EXERCISE BRIEF ->
Rewrite the rows from the start through the line with "text-line: respect, being", switching "liquor" to "drink" and leaving everything else unchanged.

SUPPLIED INFORMATION ->
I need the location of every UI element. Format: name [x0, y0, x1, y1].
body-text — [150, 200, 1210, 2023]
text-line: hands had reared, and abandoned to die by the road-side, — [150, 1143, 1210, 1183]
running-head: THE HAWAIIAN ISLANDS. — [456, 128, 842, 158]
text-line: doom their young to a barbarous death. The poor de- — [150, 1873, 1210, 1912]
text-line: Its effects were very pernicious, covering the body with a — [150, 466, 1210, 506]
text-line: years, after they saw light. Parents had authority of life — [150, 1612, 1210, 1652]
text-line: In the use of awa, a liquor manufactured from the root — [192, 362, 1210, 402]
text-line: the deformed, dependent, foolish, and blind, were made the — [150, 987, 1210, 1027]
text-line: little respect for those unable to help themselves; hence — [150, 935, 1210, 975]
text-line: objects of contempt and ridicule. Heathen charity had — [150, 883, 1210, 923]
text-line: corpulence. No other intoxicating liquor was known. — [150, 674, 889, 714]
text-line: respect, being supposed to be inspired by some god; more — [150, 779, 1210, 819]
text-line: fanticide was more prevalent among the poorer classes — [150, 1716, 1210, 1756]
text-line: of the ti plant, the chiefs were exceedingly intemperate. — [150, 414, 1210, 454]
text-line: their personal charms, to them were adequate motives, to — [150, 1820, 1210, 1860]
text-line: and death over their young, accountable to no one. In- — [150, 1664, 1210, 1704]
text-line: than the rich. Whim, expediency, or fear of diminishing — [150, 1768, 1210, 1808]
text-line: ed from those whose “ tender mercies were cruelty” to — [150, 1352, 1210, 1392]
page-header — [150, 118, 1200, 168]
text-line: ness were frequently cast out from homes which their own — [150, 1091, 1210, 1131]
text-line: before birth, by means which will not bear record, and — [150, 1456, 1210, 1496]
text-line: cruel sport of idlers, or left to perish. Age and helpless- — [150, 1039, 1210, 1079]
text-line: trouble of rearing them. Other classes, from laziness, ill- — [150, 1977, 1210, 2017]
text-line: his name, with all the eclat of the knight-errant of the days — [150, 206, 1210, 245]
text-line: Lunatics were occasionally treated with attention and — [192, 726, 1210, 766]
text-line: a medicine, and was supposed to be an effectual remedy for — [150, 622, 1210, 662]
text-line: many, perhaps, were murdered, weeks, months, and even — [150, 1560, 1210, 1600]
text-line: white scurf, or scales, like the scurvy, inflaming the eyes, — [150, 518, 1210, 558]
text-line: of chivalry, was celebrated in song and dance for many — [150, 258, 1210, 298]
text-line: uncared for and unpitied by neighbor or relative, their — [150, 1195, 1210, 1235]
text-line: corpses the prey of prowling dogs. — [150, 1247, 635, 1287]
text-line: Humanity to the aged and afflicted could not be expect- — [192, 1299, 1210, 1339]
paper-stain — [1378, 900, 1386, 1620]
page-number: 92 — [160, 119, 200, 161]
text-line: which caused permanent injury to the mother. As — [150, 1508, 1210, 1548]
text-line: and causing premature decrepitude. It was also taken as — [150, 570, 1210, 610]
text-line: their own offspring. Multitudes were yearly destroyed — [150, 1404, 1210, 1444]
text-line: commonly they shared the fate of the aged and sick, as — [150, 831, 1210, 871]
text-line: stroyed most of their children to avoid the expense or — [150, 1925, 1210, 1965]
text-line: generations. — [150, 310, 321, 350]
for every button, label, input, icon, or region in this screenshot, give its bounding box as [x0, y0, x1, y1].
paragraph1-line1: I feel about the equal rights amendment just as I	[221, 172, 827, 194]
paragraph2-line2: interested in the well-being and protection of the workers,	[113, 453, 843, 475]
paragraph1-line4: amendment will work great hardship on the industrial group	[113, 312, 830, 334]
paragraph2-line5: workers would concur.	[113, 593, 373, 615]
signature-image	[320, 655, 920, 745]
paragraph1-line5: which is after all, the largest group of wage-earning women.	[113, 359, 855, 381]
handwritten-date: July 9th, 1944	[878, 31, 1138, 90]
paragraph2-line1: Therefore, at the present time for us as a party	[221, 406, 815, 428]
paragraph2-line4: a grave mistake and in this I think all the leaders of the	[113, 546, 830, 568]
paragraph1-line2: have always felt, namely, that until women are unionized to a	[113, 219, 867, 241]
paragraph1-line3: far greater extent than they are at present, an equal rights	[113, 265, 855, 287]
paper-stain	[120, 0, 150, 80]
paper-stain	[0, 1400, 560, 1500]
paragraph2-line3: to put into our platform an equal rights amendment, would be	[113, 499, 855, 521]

SOLUTION TO THIS PROBLEM ->
I need the location of every UI element. Format: name [x0, y0, x1, y1].
body-text — [150, 200, 1210, 2023]
text-line: hands had reared, and abandoned to die by the road-side, — [150, 1143, 1210, 1183]
running-head: THE HAWAIIAN ISLANDS. — [456, 128, 842, 158]
text-line: doom their young to a barbarous death. The poor de- — [150, 1873, 1210, 1912]
text-line: Its effects were very pernicious, covering the body with a — [150, 466, 1210, 506]
text-line: years, after they saw light. Parents had authority of life — [150, 1612, 1210, 1652]
text-line: In the use of awa, a drink manufactured from the root — [192, 362, 1210, 402]
text-line: the deformed, dependent, foolish, and blind, were made the — [150, 987, 1210, 1027]
text-line: little respect for those unable to help themselves; hence — [150, 935, 1210, 975]
text-line: objects of contempt and ridicule. Heathen charity had — [150, 883, 1210, 923]
text-line: corpulence. No other intoxicating drink was known. — [150, 674, 889, 714]
text-line: respect, being supposed to be inspired by some god; more — [150, 779, 1210, 819]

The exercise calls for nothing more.